(Rows from a figure dataset)

▼

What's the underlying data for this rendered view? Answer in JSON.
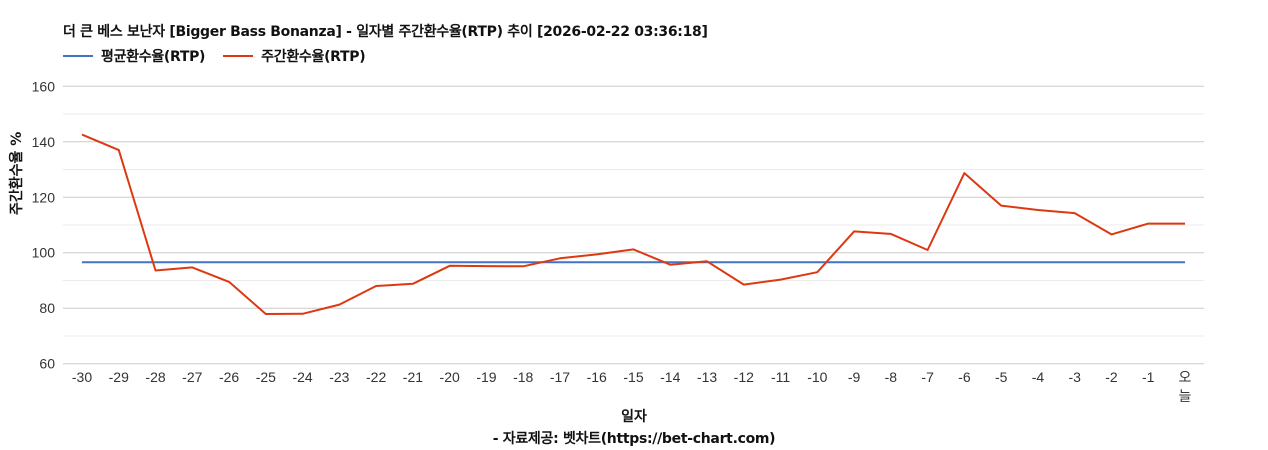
{
  "title": "더 큰 베스 보난자 [Bigger Bass Bonanza] - 일자별 주간환수율(RTP) 추이 [2026-02-22 03:36:18]",
  "legend": [
    {
      "label": "평균환수율(RTP)",
      "color": "#4472c4"
    },
    {
      "label": "주간환수율(RTP)",
      "color": "#dc3912"
    }
  ],
  "axes": {
    "ylabel": "주간환수율 %",
    "xlabel": "일자",
    "source": "- 자료제공: 벳차트(https://bet-chart.com)"
  },
  "colors": {
    "average": "#4472c4",
    "weekly": "#dc3912",
    "grid_major": "#cccccc",
    "grid_minor": "#ebebeb"
  },
  "chart_data": {
    "type": "line",
    "title": "더 큰 베스 보난자 [Bigger Bass Bonanza] - 일자별 주간환수율(RTP) 추이 [2026-02-22 03:36:18]",
    "xlabel": "일자",
    "ylabel": "주간환수율 %",
    "ylim": [
      60,
      160
    ],
    "yticks": [
      60,
      80,
      100,
      120,
      140,
      160
    ],
    "grid": true,
    "legend_position": "top-left",
    "categories": [
      "-30",
      "-29",
      "-28",
      "-27",
      "-26",
      "-25",
      "-24",
      "-23",
      "-22",
      "-21",
      "-20",
      "-19",
      "-18",
      "-17",
      "-16",
      "-15",
      "-14",
      "-13",
      "-12",
      "-11",
      "-10",
      "-9",
      "-8",
      "-7",
      "-6",
      "-5",
      "-4",
      "-3",
      "-2",
      "-1",
      "오늘"
    ],
    "series": [
      {
        "name": "평균환수율(RTP)",
        "color": "#4472c4",
        "values": [
          96.6,
          96.6,
          96.6,
          96.6,
          96.6,
          96.6,
          96.6,
          96.6,
          96.6,
          96.6,
          96.6,
          96.6,
          96.6,
          96.6,
          96.6,
          96.6,
          96.6,
          96.6,
          96.6,
          96.6,
          96.6,
          96.6,
          96.6,
          96.6,
          96.6,
          96.6,
          96.6,
          96.6,
          96.6,
          96.6,
          96.6
        ]
      },
      {
        "name": "주간환수율(RTP)",
        "color": "#dc3912",
        "values": [
          142.6,
          137.0,
          93.6,
          94.7,
          89.5,
          77.9,
          78.0,
          81.3,
          88.0,
          88.8,
          95.3,
          95.2,
          95.1,
          98.0,
          99.4,
          101.2,
          95.7,
          96.9,
          88.5,
          90.3,
          93.0,
          107.7,
          106.8,
          101.0,
          128.7,
          117.0,
          115.4,
          114.3,
          106.6,
          110.5,
          110.5
        ]
      }
    ]
  }
}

▲

**WRITTEN INSTRUCTION**
All the records above need to be given again word for word. Skip the pictures.

**COMPLETE OUTPUT**
What's the underlying data for this rendered view? Answer in JSON.
{
  "title": "더 큰 베스 보난자 [Bigger Bass Bonanza] - 일자별 주간환수율(RTP) 추이 [2026-02-22 03:36:18]",
  "legend": [
    {
      "label": "평균환수율(RTP)",
      "color": "#4472c4"
    },
    {
      "label": "주간환수율(RTP)",
      "color": "#dc3912"
    }
  ],
  "axes": {
    "ylabel": "주간환수율 %",
    "xlabel": "일자",
    "source": "- 자료제공: 벳차트(https://bet-chart.com)"
  },
  "colors": {
    "average": "#4472c4",
    "weekly": "#dc3912",
    "grid_major": "#cccccc",
    "grid_minor": "#ebebeb"
  },
  "chart_data": {
    "type": "line",
    "title": "더 큰 베스 보난자 [Bigger Bass Bonanza] - 일자별 주간환수율(RTP) 추이 [2026-02-22 03:36:18]",
    "xlabel": "일자",
    "ylabel": "주간환수율 %",
    "ylim": [
      60,
      160
    ],
    "yticks": [
      60,
      80,
      100,
      120,
      140,
      160
    ],
    "grid": true,
    "legend_position": "top-left",
    "categories": [
      "-30",
      "-29",
      "-28",
      "-27",
      "-26",
      "-25",
      "-24",
      "-23",
      "-22",
      "-21",
      "-20",
      "-19",
      "-18",
      "-17",
      "-16",
      "-15",
      "-14",
      "-13",
      "-12",
      "-11",
      "-10",
      "-9",
      "-8",
      "-7",
      "-6",
      "-5",
      "-4",
      "-3",
      "-2",
      "-1",
      "오늘"
    ],
    "series": [
      {
        "name": "평균환수율(RTP)",
        "color": "#4472c4",
        "values": [
          96.6,
          96.6,
          96.6,
          96.6,
          96.6,
          96.6,
          96.6,
          96.6,
          96.6,
          96.6,
          96.6,
          96.6,
          96.6,
          96.6,
          96.6,
          96.6,
          96.6,
          96.6,
          96.6,
          96.6,
          96.6,
          96.6,
          96.6,
          96.6,
          96.6,
          96.6,
          96.6,
          96.6,
          96.6,
          96.6,
          96.6
        ]
      },
      {
        "name": "주간환수율(RTP)",
        "color": "#dc3912",
        "values": [
          142.6,
          137.0,
          93.6,
          94.7,
          89.5,
          77.9,
          78.0,
          81.3,
          88.0,
          88.8,
          95.3,
          95.2,
          95.1,
          98.0,
          99.4,
          101.2,
          95.7,
          96.9,
          88.5,
          90.3,
          93.0,
          107.7,
          106.8,
          101.0,
          128.7,
          117.0,
          115.4,
          114.3,
          106.6,
          110.5,
          110.5
        ]
      }
    ]
  }
}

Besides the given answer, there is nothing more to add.